Aim: Locate and copy all lines bearing the word "lakhs".

***

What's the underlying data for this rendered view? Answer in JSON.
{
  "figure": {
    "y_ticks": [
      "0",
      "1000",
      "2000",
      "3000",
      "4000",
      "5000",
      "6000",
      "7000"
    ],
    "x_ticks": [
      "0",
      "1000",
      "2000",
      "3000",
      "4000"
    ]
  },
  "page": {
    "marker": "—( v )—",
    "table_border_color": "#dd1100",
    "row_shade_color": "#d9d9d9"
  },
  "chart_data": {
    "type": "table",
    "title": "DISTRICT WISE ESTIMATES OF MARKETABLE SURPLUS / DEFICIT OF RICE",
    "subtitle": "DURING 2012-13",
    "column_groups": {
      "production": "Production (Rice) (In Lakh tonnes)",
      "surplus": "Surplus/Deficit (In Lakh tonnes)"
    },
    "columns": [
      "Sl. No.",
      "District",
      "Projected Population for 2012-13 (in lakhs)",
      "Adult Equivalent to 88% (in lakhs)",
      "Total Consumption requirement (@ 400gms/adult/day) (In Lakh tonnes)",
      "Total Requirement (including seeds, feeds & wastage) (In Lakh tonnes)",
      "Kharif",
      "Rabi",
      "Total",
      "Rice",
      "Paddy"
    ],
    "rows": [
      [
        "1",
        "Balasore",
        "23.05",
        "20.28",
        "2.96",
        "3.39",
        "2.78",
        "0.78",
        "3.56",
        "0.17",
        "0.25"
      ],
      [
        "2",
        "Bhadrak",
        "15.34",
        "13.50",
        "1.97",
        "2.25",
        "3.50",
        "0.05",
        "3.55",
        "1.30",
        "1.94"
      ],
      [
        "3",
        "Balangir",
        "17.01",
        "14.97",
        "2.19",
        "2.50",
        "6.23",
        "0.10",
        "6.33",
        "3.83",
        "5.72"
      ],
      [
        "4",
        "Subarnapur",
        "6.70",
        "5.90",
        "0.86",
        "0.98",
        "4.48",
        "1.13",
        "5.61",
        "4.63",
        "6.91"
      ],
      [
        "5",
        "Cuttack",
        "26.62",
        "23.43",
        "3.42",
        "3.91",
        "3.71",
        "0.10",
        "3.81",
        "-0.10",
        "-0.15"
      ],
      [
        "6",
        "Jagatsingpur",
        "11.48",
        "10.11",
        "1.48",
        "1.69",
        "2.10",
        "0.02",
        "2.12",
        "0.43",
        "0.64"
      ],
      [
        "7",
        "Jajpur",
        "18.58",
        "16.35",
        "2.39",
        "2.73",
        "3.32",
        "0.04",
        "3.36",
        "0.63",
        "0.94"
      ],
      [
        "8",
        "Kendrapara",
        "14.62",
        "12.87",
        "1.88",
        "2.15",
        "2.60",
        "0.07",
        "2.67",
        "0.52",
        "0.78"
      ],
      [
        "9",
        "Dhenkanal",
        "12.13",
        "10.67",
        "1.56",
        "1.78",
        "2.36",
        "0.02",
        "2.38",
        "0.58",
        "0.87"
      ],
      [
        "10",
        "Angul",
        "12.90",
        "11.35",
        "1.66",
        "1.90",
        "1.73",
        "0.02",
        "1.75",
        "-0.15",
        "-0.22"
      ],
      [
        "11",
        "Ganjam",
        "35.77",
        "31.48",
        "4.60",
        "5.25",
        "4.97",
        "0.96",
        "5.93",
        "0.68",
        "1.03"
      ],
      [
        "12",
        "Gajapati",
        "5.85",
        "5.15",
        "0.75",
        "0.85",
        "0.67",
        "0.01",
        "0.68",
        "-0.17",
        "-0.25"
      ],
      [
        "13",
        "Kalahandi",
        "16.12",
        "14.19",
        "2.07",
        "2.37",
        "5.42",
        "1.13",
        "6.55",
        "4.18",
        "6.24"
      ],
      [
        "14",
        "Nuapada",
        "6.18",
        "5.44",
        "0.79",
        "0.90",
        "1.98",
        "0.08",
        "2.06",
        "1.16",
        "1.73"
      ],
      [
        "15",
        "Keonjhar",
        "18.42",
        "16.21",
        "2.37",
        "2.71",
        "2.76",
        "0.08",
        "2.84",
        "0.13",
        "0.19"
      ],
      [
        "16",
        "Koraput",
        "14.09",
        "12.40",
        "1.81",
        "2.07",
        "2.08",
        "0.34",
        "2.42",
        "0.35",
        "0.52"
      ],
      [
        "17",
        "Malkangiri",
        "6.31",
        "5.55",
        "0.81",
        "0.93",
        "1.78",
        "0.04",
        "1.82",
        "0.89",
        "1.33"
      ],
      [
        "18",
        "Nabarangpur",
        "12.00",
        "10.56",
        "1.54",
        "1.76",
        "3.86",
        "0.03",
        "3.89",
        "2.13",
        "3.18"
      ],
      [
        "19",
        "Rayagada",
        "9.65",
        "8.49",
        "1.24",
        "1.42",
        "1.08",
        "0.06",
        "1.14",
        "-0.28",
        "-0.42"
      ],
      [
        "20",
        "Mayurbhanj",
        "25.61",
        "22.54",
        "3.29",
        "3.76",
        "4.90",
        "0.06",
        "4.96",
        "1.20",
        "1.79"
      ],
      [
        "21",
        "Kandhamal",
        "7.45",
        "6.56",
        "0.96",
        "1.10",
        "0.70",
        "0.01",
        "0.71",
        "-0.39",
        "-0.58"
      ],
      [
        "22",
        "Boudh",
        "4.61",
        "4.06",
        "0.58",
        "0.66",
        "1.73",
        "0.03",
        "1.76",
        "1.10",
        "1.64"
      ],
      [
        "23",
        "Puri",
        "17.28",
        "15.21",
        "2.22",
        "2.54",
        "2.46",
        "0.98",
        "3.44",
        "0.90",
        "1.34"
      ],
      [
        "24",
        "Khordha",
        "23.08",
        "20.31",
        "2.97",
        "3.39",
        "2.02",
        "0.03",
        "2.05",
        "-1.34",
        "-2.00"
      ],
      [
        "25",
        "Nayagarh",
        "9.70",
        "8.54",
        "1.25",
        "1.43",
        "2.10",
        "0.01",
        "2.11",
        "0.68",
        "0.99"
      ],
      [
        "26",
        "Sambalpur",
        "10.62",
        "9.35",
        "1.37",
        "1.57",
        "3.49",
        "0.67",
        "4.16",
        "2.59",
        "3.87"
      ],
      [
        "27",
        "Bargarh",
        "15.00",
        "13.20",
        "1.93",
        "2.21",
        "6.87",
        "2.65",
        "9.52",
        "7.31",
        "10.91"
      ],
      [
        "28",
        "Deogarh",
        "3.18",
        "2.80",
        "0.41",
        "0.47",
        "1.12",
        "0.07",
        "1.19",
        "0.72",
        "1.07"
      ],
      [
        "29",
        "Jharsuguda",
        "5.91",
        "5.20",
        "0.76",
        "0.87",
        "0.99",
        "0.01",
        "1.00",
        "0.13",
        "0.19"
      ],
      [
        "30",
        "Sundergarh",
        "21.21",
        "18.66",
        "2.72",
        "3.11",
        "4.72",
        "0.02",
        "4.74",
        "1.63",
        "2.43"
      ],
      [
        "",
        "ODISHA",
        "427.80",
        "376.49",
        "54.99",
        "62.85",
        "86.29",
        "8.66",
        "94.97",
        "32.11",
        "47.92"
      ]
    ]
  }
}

***

The solution:
      "Projected Population for 2012-13 (in lakhs)",
      "Adult Equivalent to 88% (in lakhs)",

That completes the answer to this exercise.